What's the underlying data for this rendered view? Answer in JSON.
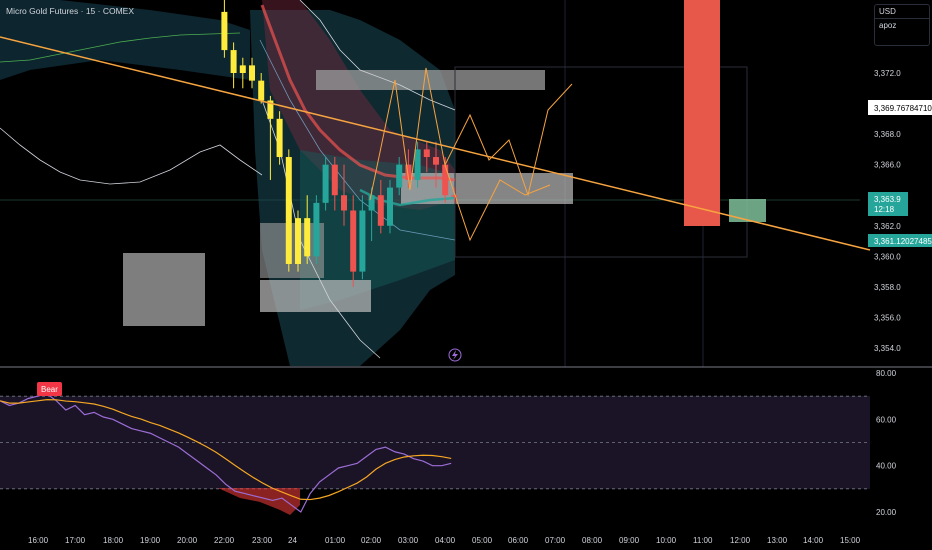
{
  "header": {
    "title": "Micro Gold Futures · 15 · COMEX"
  },
  "panel": {
    "currency": "USD",
    "user": "apoz"
  },
  "colors": {
    "up": "#26a69a",
    "down": "#ef5350",
    "wick_yellow": "#ffeb3b",
    "trend": "#f7a440",
    "rsi": "#9c6dd6",
    "rsi_ma": "#f5a623"
  },
  "chart_data": [
    {
      "type": "candlestick",
      "title": "Micro Gold Futures · 15 · COMEX",
      "ylim": [
        3352.5,
        3378
      ],
      "y_ticks": [
        "3,372.0",
        "3,370.0",
        "3,368.0",
        "3,366.0",
        "3,364.0",
        "3,362.0",
        "3,360.0",
        "3,358.0",
        "3,356.0",
        "3,354.0"
      ],
      "x_ticks": [
        "16:00",
        "17:00",
        "18:00",
        "19:00",
        "20:00",
        "22:00",
        "23:00",
        "24",
        "01:00",
        "02:00",
        "03:00",
        "04:00",
        "05:00",
        "06:00",
        "07:00",
        "08:00",
        "09:00",
        "10:00",
        "11:00",
        "12:00",
        "13:00",
        "14:00",
        "15:00"
      ],
      "price_labels": {
        "line_level": "3,369.76784710",
        "last_price": "3,363.9",
        "countdown": "12:18",
        "trend_price": "3,361.12027485"
      },
      "candles": [
        {
          "t": "22:00",
          "o": 3376,
          "h": 3378,
          "l": 3373,
          "c": 3373.5
        },
        {
          "t": "22:15",
          "o": 3373.5,
          "h": 3374,
          "l": 3371,
          "c": 3372
        },
        {
          "t": "22:30",
          "o": 3372,
          "h": 3373,
          "l": 3371,
          "c": 3372.5
        },
        {
          "t": "22:45",
          "o": 3372.5,
          "h": 3373,
          "l": 3371,
          "c": 3371.5
        },
        {
          "t": "23:00",
          "o": 3371.5,
          "h": 3372,
          "l": 3370,
          "c": 3370.2
        },
        {
          "t": "23:15",
          "o": 3370.2,
          "h": 3370.5,
          "l": 3365,
          "c": 3369
        },
        {
          "t": "23:30",
          "o": 3369,
          "h": 3369.5,
          "l": 3366,
          "c": 3366.5
        },
        {
          "t": "23:45",
          "o": 3366.5,
          "h": 3367,
          "l": 3359,
          "c": 3359.5
        },
        {
          "t": "24:00",
          "o": 3359.5,
          "h": 3363,
          "l": 3359,
          "c": 3362.5
        },
        {
          "t": "00:15",
          "o": 3362.5,
          "h": 3364,
          "l": 3359.5,
          "c": 3360
        },
        {
          "t": "00:30",
          "o": 3360,
          "h": 3364,
          "l": 3359.5,
          "c": 3363.5
        },
        {
          "t": "00:45",
          "o": 3363.5,
          "h": 3366.5,
          "l": 3363,
          "c": 3366
        },
        {
          "t": "01:00",
          "o": 3366,
          "h": 3366.5,
          "l": 3363,
          "c": 3364
        },
        {
          "t": "01:15",
          "o": 3364,
          "h": 3366,
          "l": 3362,
          "c": 3363
        },
        {
          "t": "01:30",
          "o": 3363,
          "h": 3364,
          "l": 3358,
          "c": 3359
        },
        {
          "t": "01:45",
          "o": 3359,
          "h": 3364,
          "l": 3358.5,
          "c": 3363
        },
        {
          "t": "02:00",
          "o": 3363,
          "h": 3364.5,
          "l": 3361,
          "c": 3364
        },
        {
          "t": "02:15",
          "o": 3364,
          "h": 3365,
          "l": 3361.5,
          "c": 3362
        },
        {
          "t": "02:30",
          "o": 3362,
          "h": 3365,
          "l": 3361.5,
          "c": 3364.5
        },
        {
          "t": "02:45",
          "o": 3364.5,
          "h": 3366.5,
          "l": 3364,
          "c": 3366
        },
        {
          "t": "03:00",
          "o": 3366,
          "h": 3367,
          "l": 3364.5,
          "c": 3365
        },
        {
          "t": "03:15",
          "o": 3365,
          "h": 3367.5,
          "l": 3364.5,
          "c": 3367
        },
        {
          "t": "03:30",
          "o": 3367,
          "h": 3367.5,
          "l": 3365.5,
          "c": 3366.5
        },
        {
          "t": "03:45",
          "o": 3366.5,
          "h": 3367.5,
          "l": 3364.5,
          "c": 3366
        },
        {
          "t": "04:00",
          "o": 3366,
          "h": 3366.5,
          "l": 3363.5,
          "c": 3364
        },
        {
          "t": "04:15",
          "o": 3364,
          "h": 3364.5,
          "l": 3363.5,
          "c": 3363.9
        }
      ],
      "rsi": {
        "ylim": [
          15,
          85
        ],
        "y_ticks": [
          "80.00",
          "60.00",
          "40.00",
          "20.00"
        ],
        "bands": [
          70,
          50,
          30
        ],
        "signal_label": "Bear",
        "values": [
          68,
          66,
          67,
          69,
          70,
          71,
          68,
          64,
          66,
          62,
          63,
          61,
          60,
          58,
          56,
          55,
          54,
          52,
          50,
          48,
          45,
          42,
          39,
          36,
          32,
          29,
          28,
          27,
          26,
          25,
          26,
          23,
          20,
          28,
          33,
          36,
          39,
          40,
          41,
          44,
          47,
          48,
          46,
          45,
          43,
          42,
          40,
          40,
          41
        ]
      }
    }
  ]
}
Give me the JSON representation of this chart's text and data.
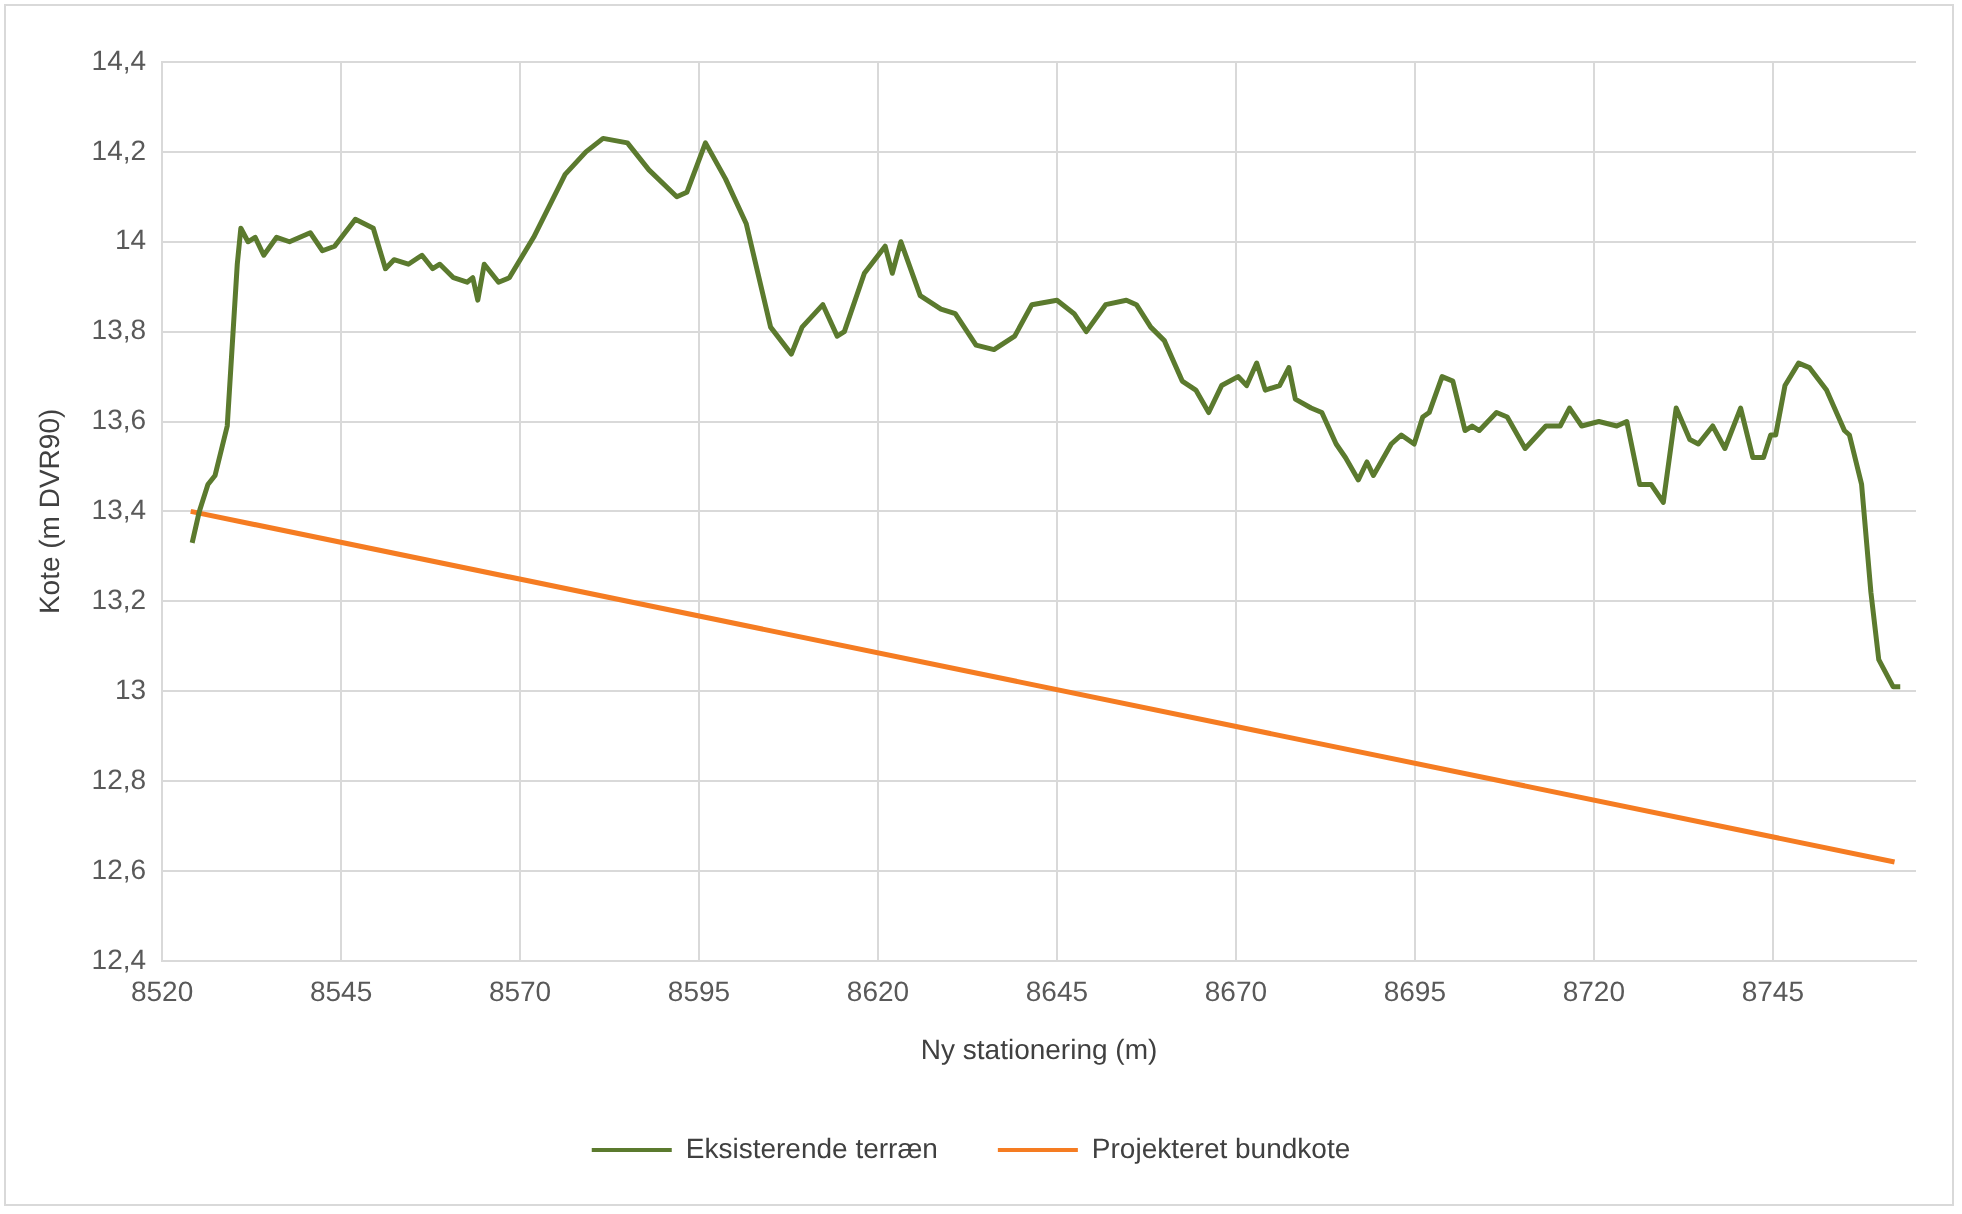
{
  "chart_data": {
    "type": "line",
    "xlabel": "Ny stationering (m)",
    "ylabel": "Kote (m DVR90)",
    "grid": true,
    "legend": "bottom",
    "marker": "none",
    "line_style": "solid",
    "xlim": [
      8520,
      8765
    ],
    "xticks": [
      8520,
      8545,
      8570,
      8595,
      8620,
      8645,
      8670,
      8695,
      8720,
      8745
    ],
    "ylim": [
      12.4,
      14.4
    ],
    "yticks": [
      {
        "value": 12.4,
        "label": "12,4"
      },
      {
        "value": 12.6,
        "label": "12,6"
      },
      {
        "value": 12.8,
        "label": "12,8"
      },
      13,
      {
        "value": 13.2,
        "label": "13,2"
      },
      {
        "value": 13.4,
        "label": "13,4"
      },
      {
        "value": 13.6,
        "label": "13,6"
      },
      {
        "value": 13.8,
        "label": "13,8"
      },
      14,
      {
        "value": 14.2,
        "label": "14,2"
      },
      {
        "value": 14.4,
        "label": "14,4"
      }
    ],
    "series": [
      {
        "name": "Eksisterende terræn",
        "color": "#5b7a2e",
        "x": [
          8524.2,
          8525.2,
          8526.4,
          8527.4,
          8529.1,
          8530.5,
          8531,
          8532,
          8533,
          8534.2,
          8536,
          8537.8,
          8540.7,
          8542.4,
          8544.1,
          8547,
          8549.5,
          8551.2,
          8552.4,
          8554.4,
          8556.3,
          8557.8,
          8558.8,
          8560.7,
          8562.6,
          8563.4,
          8564.1,
          8565,
          8567,
          8568.5,
          8571.9,
          8576.3,
          8579.2,
          8581.6,
          8585,
          8588,
          8591.9,
          8593.3,
          8595.9,
          8598.7,
          8601.6,
          8605,
          8607.9,
          8609.4,
          8612.3,
          8614.3,
          8615.3,
          8618.1,
          8621,
          8622,
          8623.2,
          8625.9,
          8628.8,
          8630.8,
          8633.7,
          8636.2,
          8639.1,
          8641.5,
          8645,
          8647.4,
          8649.1,
          8651.8,
          8654.7,
          8656.1,
          8658.1,
          8660,
          8662.5,
          8664.4,
          8666.2,
          8668,
          8670.3,
          8671.5,
          8672.9,
          8674.1,
          8676.1,
          8677.4,
          8678.3,
          8680.5,
          8682,
          8684,
          8685.3,
          8687.1,
          8688.3,
          8689.2,
          8691.7,
          8693.1,
          8694.9,
          8696.1,
          8697,
          8698.8,
          8700.3,
          8702,
          8703,
          8704,
          8706.4,
          8707.9,
          8710.4,
          8713.3,
          8715.3,
          8716.6,
          8718.3,
          8720.7,
          8723.2,
          8724.6,
          8726.4,
          8728,
          8729.7,
          8731.5,
          8733.4,
          8734.6,
          8736.6,
          8738.3,
          8740.5,
          8742.2,
          8743.7,
          8744.7,
          8745.4,
          8746.7,
          8748.6,
          8750.1,
          8752.5,
          8755,
          8755.7,
          8757.4,
          8758.7,
          8759.8,
          8761.8,
          8762.8
        ],
        "values": [
          13.33,
          13.4,
          13.46,
          13.48,
          13.59,
          13.95,
          14.03,
          14.0,
          14.01,
          13.97,
          14.01,
          14.0,
          14.02,
          13.98,
          13.99,
          14.05,
          14.03,
          13.94,
          13.96,
          13.95,
          13.97,
          13.94,
          13.95,
          13.92,
          13.91,
          13.92,
          13.87,
          13.95,
          13.91,
          13.92,
          14.01,
          14.15,
          14.2,
          14.23,
          14.22,
          14.16,
          14.1,
          14.11,
          14.22,
          14.14,
          14.04,
          13.81,
          13.75,
          13.81,
          13.86,
          13.79,
          13.8,
          13.93,
          13.99,
          13.93,
          14.0,
          13.88,
          13.85,
          13.84,
          13.77,
          13.76,
          13.79,
          13.86,
          13.87,
          13.84,
          13.8,
          13.86,
          13.87,
          13.86,
          13.81,
          13.78,
          13.69,
          13.67,
          13.62,
          13.68,
          13.7,
          13.68,
          13.73,
          13.67,
          13.68,
          13.72,
          13.65,
          13.63,
          13.62,
          13.55,
          13.52,
          13.47,
          13.51,
          13.48,
          13.55,
          13.57,
          13.55,
          13.61,
          13.62,
          13.7,
          13.69,
          13.58,
          13.59,
          13.58,
          13.62,
          13.61,
          13.54,
          13.59,
          13.59,
          13.63,
          13.59,
          13.6,
          13.59,
          13.6,
          13.46,
          13.46,
          13.42,
          13.63,
          13.56,
          13.55,
          13.59,
          13.54,
          13.63,
          13.52,
          13.52,
          13.57,
          13.57,
          13.68,
          13.73,
          13.72,
          13.67,
          13.58,
          13.57,
          13.46,
          13.22,
          13.07,
          13.01,
          13.01
        ]
      },
      {
        "name": "Projekteret bundkote",
        "color": "#f57c22",
        "x": [
          8524,
          8762
        ],
        "values": [
          13.4,
          12.62
        ]
      }
    ]
  }
}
--*--
• [Aim of the exercise]:
Collect each line containing the string "title".

• [Solution]:
    "title": "Micro Gold Futures · 15 · COMEX"
      "title": "Micro Gold Futures · 15 · COMEX",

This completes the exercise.